WRITTEN REQUEST →
Copy every record below exactly.

++++

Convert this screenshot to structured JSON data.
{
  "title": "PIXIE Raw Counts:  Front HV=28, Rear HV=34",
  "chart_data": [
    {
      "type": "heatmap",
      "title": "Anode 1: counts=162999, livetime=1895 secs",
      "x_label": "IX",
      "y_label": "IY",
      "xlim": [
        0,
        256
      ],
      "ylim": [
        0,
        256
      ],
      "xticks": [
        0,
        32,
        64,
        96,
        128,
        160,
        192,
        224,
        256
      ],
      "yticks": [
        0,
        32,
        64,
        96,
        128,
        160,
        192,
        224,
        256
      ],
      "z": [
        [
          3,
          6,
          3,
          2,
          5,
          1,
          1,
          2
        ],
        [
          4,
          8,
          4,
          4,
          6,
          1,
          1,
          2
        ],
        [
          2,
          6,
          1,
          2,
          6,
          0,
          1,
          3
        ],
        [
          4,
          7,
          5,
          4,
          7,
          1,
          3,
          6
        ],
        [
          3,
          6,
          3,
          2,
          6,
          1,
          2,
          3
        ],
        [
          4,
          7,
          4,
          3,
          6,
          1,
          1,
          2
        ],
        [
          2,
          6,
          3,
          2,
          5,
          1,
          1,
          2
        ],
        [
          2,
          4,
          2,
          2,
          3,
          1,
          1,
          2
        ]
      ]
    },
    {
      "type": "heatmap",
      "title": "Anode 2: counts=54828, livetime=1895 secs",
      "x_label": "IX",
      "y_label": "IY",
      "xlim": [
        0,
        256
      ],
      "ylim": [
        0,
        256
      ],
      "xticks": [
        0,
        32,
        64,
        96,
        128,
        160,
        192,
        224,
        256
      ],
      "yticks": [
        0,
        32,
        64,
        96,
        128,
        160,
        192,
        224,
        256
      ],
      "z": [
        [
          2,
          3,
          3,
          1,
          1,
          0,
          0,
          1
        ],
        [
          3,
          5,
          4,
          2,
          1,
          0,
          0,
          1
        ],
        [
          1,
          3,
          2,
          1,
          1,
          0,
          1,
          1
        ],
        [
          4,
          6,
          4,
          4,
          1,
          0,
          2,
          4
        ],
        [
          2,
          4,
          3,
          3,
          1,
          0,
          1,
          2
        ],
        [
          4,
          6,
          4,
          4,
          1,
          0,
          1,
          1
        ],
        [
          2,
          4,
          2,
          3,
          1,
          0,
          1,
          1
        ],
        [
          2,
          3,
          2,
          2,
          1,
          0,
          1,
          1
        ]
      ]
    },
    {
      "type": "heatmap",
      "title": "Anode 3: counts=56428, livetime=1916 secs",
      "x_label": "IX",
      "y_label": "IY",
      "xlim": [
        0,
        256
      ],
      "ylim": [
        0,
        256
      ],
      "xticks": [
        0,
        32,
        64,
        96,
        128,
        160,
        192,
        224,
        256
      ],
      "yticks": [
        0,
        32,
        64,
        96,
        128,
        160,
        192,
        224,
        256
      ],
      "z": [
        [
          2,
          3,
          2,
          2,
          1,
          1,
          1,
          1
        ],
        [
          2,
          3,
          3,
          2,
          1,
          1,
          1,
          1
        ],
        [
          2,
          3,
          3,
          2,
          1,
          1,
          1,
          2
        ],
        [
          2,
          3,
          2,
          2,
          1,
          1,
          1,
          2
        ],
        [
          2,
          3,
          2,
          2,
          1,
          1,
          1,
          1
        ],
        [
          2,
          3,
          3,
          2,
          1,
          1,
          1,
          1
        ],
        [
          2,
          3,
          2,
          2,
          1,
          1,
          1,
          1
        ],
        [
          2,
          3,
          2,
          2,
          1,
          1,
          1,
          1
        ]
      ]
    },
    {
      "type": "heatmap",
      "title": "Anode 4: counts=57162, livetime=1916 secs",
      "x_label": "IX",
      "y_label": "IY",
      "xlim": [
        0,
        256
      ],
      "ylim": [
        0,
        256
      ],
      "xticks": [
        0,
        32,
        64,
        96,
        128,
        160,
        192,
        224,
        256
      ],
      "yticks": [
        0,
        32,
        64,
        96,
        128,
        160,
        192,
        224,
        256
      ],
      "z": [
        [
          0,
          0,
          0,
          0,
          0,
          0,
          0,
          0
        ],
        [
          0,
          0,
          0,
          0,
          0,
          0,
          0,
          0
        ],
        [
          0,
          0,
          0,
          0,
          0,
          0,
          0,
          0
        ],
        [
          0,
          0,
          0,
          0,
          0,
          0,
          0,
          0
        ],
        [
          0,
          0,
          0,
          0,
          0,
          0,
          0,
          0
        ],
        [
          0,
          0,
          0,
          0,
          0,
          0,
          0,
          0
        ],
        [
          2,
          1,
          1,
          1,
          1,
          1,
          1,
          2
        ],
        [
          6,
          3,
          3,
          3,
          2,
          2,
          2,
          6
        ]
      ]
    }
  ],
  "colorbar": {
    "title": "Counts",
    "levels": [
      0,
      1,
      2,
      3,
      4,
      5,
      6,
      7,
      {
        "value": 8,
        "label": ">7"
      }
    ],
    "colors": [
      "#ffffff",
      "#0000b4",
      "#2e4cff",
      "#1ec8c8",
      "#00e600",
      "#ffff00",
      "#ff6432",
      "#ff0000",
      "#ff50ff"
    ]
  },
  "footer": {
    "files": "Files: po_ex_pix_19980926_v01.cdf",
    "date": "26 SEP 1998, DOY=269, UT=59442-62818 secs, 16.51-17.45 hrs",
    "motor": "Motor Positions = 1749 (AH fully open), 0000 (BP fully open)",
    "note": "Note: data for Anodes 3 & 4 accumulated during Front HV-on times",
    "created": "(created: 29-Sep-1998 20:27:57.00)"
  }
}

++++

RESULT OF THE EXERCISE →
Convert this screenshot to structured JSON data.
{
  "title": "PIXIE Raw Counts:  Front HV=28, Rear HV=34",
  "chart_data": [
    {
      "type": "heatmap",
      "title": "Anode 1: counts=162999, livetime=1895 secs",
      "x_label": "IX",
      "y_label": "IY",
      "xlim": [
        0,
        256
      ],
      "ylim": [
        0,
        256
      ],
      "xticks": [
        0,
        32,
        64,
        96,
        128,
        160,
        192,
        224,
        256
      ],
      "yticks": [
        0,
        32,
        64,
        96,
        128,
        160,
        192,
        224,
        256
      ],
      "z": [
        [
          3,
          6,
          3,
          2,
          5,
          1,
          1,
          2
        ],
        [
          4,
          8,
          4,
          4,
          6,
          1,
          1,
          2
        ],
        [
          2,
          6,
          1,
          2,
          6,
          0,
          1,
          3
        ],
        [
          4,
          7,
          5,
          4,
          7,
          1,
          3,
          6
        ],
        [
          3,
          6,
          3,
          2,
          6,
          1,
          2,
          3
        ],
        [
          4,
          7,
          4,
          3,
          6,
          1,
          1,
          2
        ],
        [
          2,
          6,
          3,
          2,
          5,
          1,
          1,
          2
        ],
        [
          2,
          4,
          2,
          2,
          3,
          1,
          1,
          2
        ]
      ]
    },
    {
      "type": "heatmap",
      "title": "Anode 2: counts=54828, livetime=1895 secs",
      "x_label": "IX",
      "y_label": "IY",
      "xlim": [
        0,
        256
      ],
      "ylim": [
        0,
        256
      ],
      "xticks": [
        0,
        32,
        64,
        96,
        128,
        160,
        192,
        224,
        256
      ],
      "yticks": [
        0,
        32,
        64,
        96,
        128,
        160,
        192,
        224,
        256
      ],
      "z": [
        [
          2,
          3,
          3,
          1,
          1,
          0,
          0,
          1
        ],
        [
          3,
          5,
          4,
          2,
          1,
          0,
          0,
          1
        ],
        [
          1,
          3,
          2,
          1,
          1,
          0,
          1,
          1
        ],
        [
          4,
          6,
          4,
          4,
          1,
          0,
          2,
          4
        ],
        [
          2,
          4,
          3,
          3,
          1,
          0,
          1,
          2
        ],
        [
          4,
          6,
          4,
          4,
          1,
          0,
          1,
          1
        ],
        [
          2,
          4,
          2,
          3,
          1,
          0,
          1,
          1
        ],
        [
          2,
          3,
          2,
          2,
          1,
          0,
          1,
          1
        ]
      ]
    },
    {
      "type": "heatmap",
      "title": "Anode 3: counts=56428, livetime=1916 secs",
      "x_label": "IX",
      "y_label": "IY",
      "xlim": [
        0,
        256
      ],
      "ylim": [
        0,
        256
      ],
      "xticks": [
        0,
        32,
        64,
        96,
        128,
        160,
        192,
        224,
        256
      ],
      "yticks": [
        0,
        32,
        64,
        96,
        128,
        160,
        192,
        224,
        256
      ],
      "z": [
        [
          2,
          3,
          2,
          2,
          1,
          1,
          1,
          1
        ],
        [
          2,
          3,
          3,
          2,
          1,
          1,
          1,
          1
        ],
        [
          2,
          3,
          3,
          2,
          1,
          1,
          1,
          2
        ],
        [
          2,
          3,
          2,
          2,
          1,
          1,
          1,
          2
        ],
        [
          2,
          3,
          2,
          2,
          1,
          1,
          1,
          1
        ],
        [
          2,
          3,
          3,
          2,
          1,
          1,
          1,
          1
        ],
        [
          2,
          3,
          2,
          2,
          1,
          1,
          1,
          1
        ],
        [
          2,
          3,
          2,
          2,
          1,
          1,
          1,
          1
        ]
      ]
    },
    {
      "type": "heatmap",
      "title": "Anode 4: counts=57162, livetime=1916 secs",
      "x_label": "IX",
      "y_label": "IY",
      "xlim": [
        0,
        256
      ],
      "ylim": [
        0,
        256
      ],
      "xticks": [
        0,
        32,
        64,
        96,
        128,
        160,
        192,
        224,
        256
      ],
      "yticks": [
        0,
        32,
        64,
        96,
        128,
        160,
        192,
        224,
        256
      ],
      "z": [
        [
          0,
          0,
          0,
          0,
          0,
          0,
          0,
          0
        ],
        [
          0,
          0,
          0,
          0,
          0,
          0,
          0,
          0
        ],
        [
          0,
          0,
          0,
          0,
          0,
          0,
          0,
          0
        ],
        [
          0,
          0,
          0,
          0,
          0,
          0,
          0,
          0
        ],
        [
          0,
          0,
          0,
          0,
          0,
          0,
          0,
          0
        ],
        [
          0,
          0,
          0,
          0,
          0,
          0,
          0,
          0
        ],
        [
          2,
          1,
          1,
          1,
          1,
          1,
          1,
          2
        ],
        [
          6,
          3,
          3,
          3,
          2,
          2,
          2,
          6
        ]
      ]
    }
  ],
  "colorbar": {
    "title": "Counts",
    "levels": [
      0,
      1,
      2,
      3,
      4,
      5,
      6,
      7,
      {
        "value": 8,
        "label": ">7"
      }
    ],
    "colors": [
      "#ffffff",
      "#0000b4",
      "#2e4cff",
      "#1ec8c8",
      "#00e600",
      "#ffff00",
      "#ff6432",
      "#ff0000",
      "#ff50ff"
    ]
  },
  "footer": {
    "files": "Files: po_ex_pix_19980926_v01.cdf",
    "date": "26 SEP 1998, DOY=269, UT=59442-62818 secs, 16.51-17.45 hrs",
    "motor": "Motor Positions = 1749 (AH fully open), 0000 (BP fully open)",
    "note": "Note: data for Anodes 3 & 4 accumulated during Front HV-on times",
    "created": "(created: 29-Sep-1998 20:27:57.00)"
  }
}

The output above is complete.